* begin Records shown *

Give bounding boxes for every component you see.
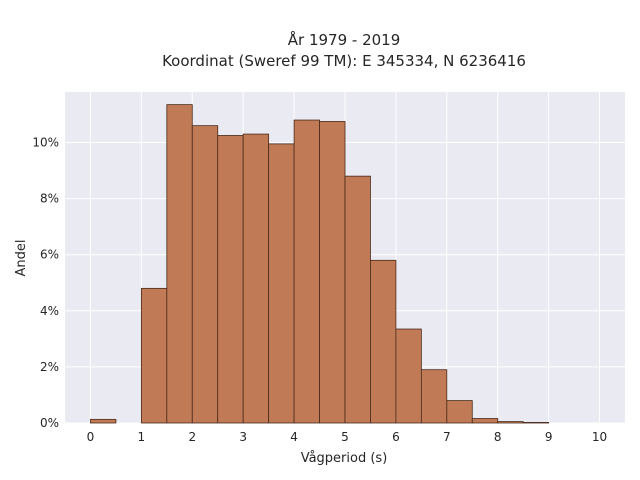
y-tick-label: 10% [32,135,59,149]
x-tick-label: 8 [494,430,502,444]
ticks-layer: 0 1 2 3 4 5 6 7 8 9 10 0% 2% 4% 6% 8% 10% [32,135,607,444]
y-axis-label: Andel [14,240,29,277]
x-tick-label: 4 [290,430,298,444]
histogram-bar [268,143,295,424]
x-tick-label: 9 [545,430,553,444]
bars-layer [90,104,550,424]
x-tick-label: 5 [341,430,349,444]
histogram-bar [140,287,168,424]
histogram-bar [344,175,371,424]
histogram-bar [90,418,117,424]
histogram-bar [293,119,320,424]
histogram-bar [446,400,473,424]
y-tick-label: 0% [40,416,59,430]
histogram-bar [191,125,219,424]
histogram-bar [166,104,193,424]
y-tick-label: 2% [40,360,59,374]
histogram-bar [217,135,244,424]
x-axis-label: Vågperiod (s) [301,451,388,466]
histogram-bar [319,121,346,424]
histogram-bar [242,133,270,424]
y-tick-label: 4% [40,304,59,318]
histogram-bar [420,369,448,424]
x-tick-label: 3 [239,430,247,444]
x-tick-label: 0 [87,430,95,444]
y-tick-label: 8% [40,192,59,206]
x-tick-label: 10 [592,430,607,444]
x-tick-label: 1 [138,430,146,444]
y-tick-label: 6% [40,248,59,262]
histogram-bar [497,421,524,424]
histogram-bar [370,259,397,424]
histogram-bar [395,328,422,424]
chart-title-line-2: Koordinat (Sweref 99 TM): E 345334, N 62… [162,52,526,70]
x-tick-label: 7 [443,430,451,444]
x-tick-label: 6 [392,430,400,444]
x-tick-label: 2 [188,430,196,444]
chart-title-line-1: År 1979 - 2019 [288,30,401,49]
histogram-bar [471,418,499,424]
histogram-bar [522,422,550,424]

* end Records shown *

Your task:
Print the listing lines exactly as they appear, beginning at the line containing "y-tick-label: 10% [32,135,59,149]" and stopping after the line containing "y-tick-label: 0% [40,416,59,430]".

Completed exercise:
y-tick-label: 10% [32,135,59,149]
x-tick-label: 8 [494,430,502,444]
ticks-layer: 0 1 2 3 4 5 6 7 8 9 10 0% 2% 4% 6% 8% 10% [32,135,607,444]
y-axis-label: Andel [14,240,29,277]
x-tick-label: 4 [290,430,298,444]
histogram-bar [268,143,295,424]
x-tick-label: 9 [545,430,553,444]
bars-layer [90,104,550,424]
x-tick-label: 5 [341,430,349,444]
histogram-bar [140,287,168,424]
histogram-bar [344,175,371,424]
histogram-bar [90,418,117,424]
histogram-bar [293,119,320,424]
histogram-bar [446,400,473,424]
y-tick-label: 0% [40,416,59,430]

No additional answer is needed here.